:: REQUIRED WORK ::
Rewrite each line of the items below as a JSON list of strings, one string per line, with blank lines left out.

====================

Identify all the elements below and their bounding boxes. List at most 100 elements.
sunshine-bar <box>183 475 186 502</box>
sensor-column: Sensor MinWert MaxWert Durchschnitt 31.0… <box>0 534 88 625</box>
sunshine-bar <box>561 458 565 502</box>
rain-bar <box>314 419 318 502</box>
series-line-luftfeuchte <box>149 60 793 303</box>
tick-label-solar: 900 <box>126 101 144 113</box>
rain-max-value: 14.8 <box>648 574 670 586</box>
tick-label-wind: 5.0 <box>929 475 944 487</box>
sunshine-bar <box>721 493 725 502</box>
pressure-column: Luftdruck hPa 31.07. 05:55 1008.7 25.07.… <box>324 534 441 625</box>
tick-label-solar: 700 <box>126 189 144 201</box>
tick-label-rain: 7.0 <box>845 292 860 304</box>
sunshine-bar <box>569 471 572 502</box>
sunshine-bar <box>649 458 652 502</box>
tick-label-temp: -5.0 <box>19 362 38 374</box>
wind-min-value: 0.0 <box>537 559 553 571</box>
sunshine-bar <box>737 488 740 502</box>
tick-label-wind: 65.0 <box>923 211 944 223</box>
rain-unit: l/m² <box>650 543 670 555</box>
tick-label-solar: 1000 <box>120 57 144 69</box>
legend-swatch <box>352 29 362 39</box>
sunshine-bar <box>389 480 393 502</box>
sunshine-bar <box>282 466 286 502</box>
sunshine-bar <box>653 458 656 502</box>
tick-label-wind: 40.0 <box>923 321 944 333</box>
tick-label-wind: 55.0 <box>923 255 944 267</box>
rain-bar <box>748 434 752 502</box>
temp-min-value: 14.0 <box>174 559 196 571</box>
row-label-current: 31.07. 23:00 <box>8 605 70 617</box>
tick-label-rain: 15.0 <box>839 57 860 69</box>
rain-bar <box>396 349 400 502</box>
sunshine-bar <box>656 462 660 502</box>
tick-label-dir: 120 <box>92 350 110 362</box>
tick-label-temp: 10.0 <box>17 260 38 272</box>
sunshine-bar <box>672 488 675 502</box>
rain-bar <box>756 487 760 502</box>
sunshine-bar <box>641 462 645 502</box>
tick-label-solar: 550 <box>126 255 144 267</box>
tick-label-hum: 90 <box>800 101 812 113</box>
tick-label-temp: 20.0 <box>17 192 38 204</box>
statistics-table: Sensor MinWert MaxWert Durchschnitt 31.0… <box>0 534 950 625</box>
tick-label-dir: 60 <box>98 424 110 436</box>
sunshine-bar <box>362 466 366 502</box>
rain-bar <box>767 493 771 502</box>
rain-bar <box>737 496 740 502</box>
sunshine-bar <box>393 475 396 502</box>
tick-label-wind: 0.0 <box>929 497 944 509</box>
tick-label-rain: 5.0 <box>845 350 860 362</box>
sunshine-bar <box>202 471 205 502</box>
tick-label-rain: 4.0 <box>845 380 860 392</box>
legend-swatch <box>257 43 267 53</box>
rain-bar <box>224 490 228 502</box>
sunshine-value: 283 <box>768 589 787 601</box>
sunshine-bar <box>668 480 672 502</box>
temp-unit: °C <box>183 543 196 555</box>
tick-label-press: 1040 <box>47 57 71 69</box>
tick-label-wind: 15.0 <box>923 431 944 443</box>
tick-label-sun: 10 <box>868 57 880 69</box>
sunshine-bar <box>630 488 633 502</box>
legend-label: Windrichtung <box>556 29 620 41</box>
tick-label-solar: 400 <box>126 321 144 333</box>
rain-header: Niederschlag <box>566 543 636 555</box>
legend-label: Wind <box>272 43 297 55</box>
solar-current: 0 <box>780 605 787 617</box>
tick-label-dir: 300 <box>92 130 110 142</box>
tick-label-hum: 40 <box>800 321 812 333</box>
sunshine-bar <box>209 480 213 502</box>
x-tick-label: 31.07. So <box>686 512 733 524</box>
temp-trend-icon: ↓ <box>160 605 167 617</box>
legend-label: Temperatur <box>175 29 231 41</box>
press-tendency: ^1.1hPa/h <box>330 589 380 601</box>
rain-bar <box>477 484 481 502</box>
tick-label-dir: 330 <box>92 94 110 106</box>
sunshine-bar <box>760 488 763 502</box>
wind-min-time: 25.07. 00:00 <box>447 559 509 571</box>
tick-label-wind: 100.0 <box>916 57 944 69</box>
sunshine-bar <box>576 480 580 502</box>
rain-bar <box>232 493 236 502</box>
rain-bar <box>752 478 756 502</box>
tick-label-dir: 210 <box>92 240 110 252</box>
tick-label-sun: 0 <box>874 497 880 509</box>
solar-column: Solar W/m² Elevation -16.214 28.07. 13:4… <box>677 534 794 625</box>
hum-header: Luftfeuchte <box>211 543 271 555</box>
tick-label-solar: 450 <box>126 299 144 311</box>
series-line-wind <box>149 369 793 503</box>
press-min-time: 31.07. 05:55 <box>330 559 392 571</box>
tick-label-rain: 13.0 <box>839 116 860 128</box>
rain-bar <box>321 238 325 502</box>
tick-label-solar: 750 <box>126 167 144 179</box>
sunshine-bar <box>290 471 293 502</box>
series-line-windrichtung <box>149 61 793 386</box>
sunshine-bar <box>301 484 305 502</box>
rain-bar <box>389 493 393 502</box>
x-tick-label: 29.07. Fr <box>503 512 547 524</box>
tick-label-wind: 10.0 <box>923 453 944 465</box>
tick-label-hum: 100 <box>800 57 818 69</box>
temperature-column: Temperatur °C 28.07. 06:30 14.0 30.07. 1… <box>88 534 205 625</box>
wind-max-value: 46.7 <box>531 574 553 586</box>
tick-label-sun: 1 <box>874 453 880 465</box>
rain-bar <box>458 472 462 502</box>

====================

:: FULL ANSWER ::
[
  "Identify all the elements below and their bounding boxes. List at most 100 elements.",
  "sunshine-bar <box>183 475 186 502</box>",
  "sensor-column: Sensor MinWert MaxWert Durchschnitt 31.0… <box>0 534 88 625</box>",
  "sunshine-bar <box>561 458 565 502</box>",
  "rain-bar <box>314 419 318 502</box>",
  "series-line-luftfeuchte <box>149 60 793 303</box>",
  "tick-label-solar: 900 <box>126 101 144 113</box>",
  "rain-max-value: 14.8 <box>648 574 670 586</box>",
  "tick-label-wind: 5.0 <box>929 475 944 487</box>",
  "sunshine-bar <box>721 493 725 502</box>",
  "pressure-column: Luftdruck hPa 31.07. 05:55 1008.7 25.07.… <box>324 534 441 625</box>",
  "tick-label-solar: 700 <box>126 189 144 201</box>",
  "tick-label-rain: 7.0 <box>845 292 860 304</box>",
  "sunshine-bar <box>569 471 572 502</box>",
  "sunshine-bar <box>649 458 652 502</box>",
  "tick-label-temp: -5.0 <box>19 362 38 374</box>",
  "wind-min-value: 0.0 <box>537 559 553 571</box>",
  "sunshine-bar <box>737 488 740 502</box>",
  "tick-label-wind: 65.0 <box>923 211 944 223</box>",
  "rain-unit: l/m² <box>650 543 670 555</box>",
  "tick-label-solar: 1000 <box>120 57 144 69</box>",
  "legend-swatch <box>352 29 362 39</box>",
  "sunshine-bar <box>389 480 393 502</box>",
  "sunshine-bar <box>282 466 286 502</box>",
  "sunshine-bar <box>653 458 656 502</box>",
  "tick-label-wind: 40.0 <box>923 321 944 333</box>",
  "tick-label-wind: 55.0 <box>923 255 944 267</box>",
  "rain-bar <box>748 434 752 502</box>",
  "temp-min-value: 14.0 <box>174 559 196 571</box>",
  "row-label-current: 31.07. 23:00 <box>8 605 70 617</box>",
  "tick-label-rain: 15.0 <box>839 57 860 69</box>",
  "rain-bar <box>396 349 400 502</box>",
  "sunshine-bar <box>656 462 660 502</box>",
  "tick-label-dir: 120 <box>92 350 110 362</box>",
  "tick-label-temp: 10.0 <box>17 260 38 272</box>",
  "sunshine-bar <box>672 488 675 502</box>",
  "rain-bar <box>756 487 760 502</box>",
  "sunshine-bar <box>641 462 645 502</box>",
  "tick-label-solar: 550 <box>126 255 144 267</box>",
  "tick-label-hum: 90 <box>800 101 812 113</box>",
  "tick-label-temp: 20.0 <box>17 192 38 204</box>",
  "statistics-table: Sensor MinWert MaxWert Durchschnitt 31.0… <box>0 534 950 625</box>",
  "tick-label-dir: 60 <box>98 424 110 436</box>",
  "sunshine-bar <box>362 466 366 502</box>",
  "rain-bar <box>767 493 771 502</box>",
  "rain-bar <box>737 496 740 502</box>",
  "sunshine-bar <box>393 475 396 502</box>",
  "tick-label-wind: 0.0 <box>929 497 944 509</box>",
  "tick-label-rain: 5.0 <box>845 350 860 362</box>",
  "sunshine-bar <box>202 471 205 502</box>",
  "tick-label-rain: 4.0 <box>845 380 860 392</box>",
  "legend-swatch <box>257 43 267 53</box>",
  "rain-bar <box>224 490 228 502</box>",
  "sunshine-value: 283 <box>768 589 787 601</box>",
  "sunshine-bar <box>668 480 672 502</box>",
  "temp-unit: °C <box>183 543 196 555</box>",
  "tick-label-press: 1040 <box>47 57 71 69</box>",
  "tick-label-wind: 15.0 <box>923 431 944 443</box>",
  "tick-label-sun: 10 <box>868 57 880 69</box>",
  "sunshine-bar <box>630 488 633 502</box>",
  "legend-label: Windrichtung <box>556 29 620 41</box>",
  "tick-label-solar: 400 <box>126 321 144 333</box>",
  "rain-header: Niederschlag <box>566 543 636 555</box>",
  "legend-label: Wind <box>272 43 297 55</box>",
  "solar-current: 0 <box>780 605 787 617</box>",
  "tick-label-dir: 300 <box>92 130 110 142</box>",
  "tick-label-hum: 40 <box>800 321 812 333</box>",
  "sunshine-bar <box>209 480 213 502</box>",
  "x-tick-label: 31.07. So <box>686 512 733 524</box>",
  "temp-trend-icon: ↓ <box>160 605 167 617</box>",
  "legend-label: Temperatur <box>175 29 231 41</box>",
  "press-tendency: ^1.1hPa/h <box>330 589 380 601</box>",
  "rain-bar <box>477 484 481 502</box>",
  "tick-label-dir: 330 <box>92 94 110 106</box>",
  "sunshine-bar <box>760 488 763 502</box>",
  "wind-min-time: 25.07. 00:00 <box>447 559 509 571</box>",
  "tick-label-wind: 100.0 <box>916 57 944 69</box>",
  "sunshine-bar <box>576 480 580 502</box>",
  "rain-bar <box>232 493 236 502</box>",
  "rain-bar <box>752 478 756 502</box>",
  "tick-label-dir: 210 <box>92 240 110 252</box>",
  "tick-label-sun: 0 <box>874 497 880 509</box>",
  "solar-column: Solar W/m² Elevation -16.214 28.07. 13:4… <box>677 534 794 625</box>",
  "hum-header: Luftfeuchte <box>211 543 271 555</box>",
  "tick-label-solar: 450 <box>126 299 144 311</box>",
  "series-line-wind <box>149 369 793 503</box>",
  "press-min-time: 31.07. 05:55 <box>330 559 392 571</box>",
  "tick-label-rain: 13.0 <box>839 116 860 128</box>",
  "rain-bar <box>321 238 325 502</box>",
  "tick-label-solar: 750 <box>126 167 144 179</box>",
  "sunshine-bar <box>290 471 293 502</box>",
  "series-line-windrichtung <box>149 61 793 386</box>",
  "sunshine-bar <box>301 484 305 502</box>",
  "rain-bar <box>389 493 393 502</box>",
  "x-tick-label: 29.07. Fr <box>503 512 547 524</box>",
  "tick-label-wind: 10.0 <box>923 453 944 465</box>",
  "tick-label-hum: 100 <box>800 57 818 69</box>",
  "temperature-column: Temperatur °C 28.07. 06:30 14.0 30.07. 1… <box>88 534 205 625</box>",
  "wind-max-value: 46.7 <box>531 574 553 586</box>",
  "tick-label-sun: 1 <box>874 453 880 465</box>",
  "rain-bar <box>458 472 462 502</box>"
]